> [Goal of the exercise] Within this material, how many lines have the string "Information" in them? The answer is a number, with nothing added.

[Saved data entries]
———

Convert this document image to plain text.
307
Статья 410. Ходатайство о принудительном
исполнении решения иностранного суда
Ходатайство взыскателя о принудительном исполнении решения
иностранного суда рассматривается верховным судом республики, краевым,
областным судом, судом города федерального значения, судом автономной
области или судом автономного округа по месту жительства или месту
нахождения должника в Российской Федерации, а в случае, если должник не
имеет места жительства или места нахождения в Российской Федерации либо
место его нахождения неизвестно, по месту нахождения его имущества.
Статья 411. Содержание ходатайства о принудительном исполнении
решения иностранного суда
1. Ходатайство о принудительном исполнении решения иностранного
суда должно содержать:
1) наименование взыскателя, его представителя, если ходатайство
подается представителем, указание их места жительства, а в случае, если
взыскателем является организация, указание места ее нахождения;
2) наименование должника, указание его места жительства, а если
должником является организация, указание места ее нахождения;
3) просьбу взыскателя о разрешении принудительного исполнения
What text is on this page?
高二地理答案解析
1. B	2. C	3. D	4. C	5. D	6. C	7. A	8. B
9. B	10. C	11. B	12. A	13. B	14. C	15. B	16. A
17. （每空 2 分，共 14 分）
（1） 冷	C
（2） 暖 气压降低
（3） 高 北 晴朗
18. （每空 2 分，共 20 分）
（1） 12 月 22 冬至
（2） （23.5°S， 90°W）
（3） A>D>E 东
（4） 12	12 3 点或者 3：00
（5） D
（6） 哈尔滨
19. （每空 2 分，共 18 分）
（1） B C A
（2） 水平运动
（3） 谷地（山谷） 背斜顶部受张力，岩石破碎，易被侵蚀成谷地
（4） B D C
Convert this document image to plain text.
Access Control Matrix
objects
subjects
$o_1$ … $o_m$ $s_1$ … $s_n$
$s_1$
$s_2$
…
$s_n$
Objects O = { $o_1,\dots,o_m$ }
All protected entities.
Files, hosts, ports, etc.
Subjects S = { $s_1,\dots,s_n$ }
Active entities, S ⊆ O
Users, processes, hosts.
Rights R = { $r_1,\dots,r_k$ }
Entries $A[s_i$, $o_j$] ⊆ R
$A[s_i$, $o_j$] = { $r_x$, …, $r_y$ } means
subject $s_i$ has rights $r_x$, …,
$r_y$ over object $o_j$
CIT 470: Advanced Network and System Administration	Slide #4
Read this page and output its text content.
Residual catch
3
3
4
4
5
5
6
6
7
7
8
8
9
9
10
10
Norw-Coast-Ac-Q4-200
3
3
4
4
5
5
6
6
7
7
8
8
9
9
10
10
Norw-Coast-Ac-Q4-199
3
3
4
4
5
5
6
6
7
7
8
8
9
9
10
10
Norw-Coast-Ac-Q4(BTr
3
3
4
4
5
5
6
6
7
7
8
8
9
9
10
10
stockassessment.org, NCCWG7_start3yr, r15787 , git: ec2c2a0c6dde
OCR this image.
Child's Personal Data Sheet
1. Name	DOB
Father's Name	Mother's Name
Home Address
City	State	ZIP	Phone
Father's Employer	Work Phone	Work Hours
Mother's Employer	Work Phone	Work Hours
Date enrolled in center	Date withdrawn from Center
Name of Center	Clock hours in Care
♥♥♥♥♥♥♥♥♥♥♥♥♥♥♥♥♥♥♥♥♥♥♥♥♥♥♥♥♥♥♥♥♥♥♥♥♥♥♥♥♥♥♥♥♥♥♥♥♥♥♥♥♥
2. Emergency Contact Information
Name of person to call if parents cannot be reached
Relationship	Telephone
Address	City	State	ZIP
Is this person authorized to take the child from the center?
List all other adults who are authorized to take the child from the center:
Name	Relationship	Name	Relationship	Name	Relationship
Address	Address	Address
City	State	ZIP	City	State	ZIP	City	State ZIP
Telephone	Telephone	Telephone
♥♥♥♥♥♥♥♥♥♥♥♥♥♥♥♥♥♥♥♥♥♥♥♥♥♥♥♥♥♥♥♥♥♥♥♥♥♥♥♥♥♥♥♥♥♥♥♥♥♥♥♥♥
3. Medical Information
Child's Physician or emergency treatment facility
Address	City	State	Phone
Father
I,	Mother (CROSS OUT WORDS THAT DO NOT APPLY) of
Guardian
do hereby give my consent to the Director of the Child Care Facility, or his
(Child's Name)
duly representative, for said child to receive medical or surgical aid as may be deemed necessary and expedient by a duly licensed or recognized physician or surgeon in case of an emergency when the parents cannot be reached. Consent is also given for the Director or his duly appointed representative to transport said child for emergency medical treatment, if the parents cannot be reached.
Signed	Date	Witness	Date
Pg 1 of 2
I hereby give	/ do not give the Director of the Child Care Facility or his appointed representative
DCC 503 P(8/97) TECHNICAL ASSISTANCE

———

> [Reply to the task] 2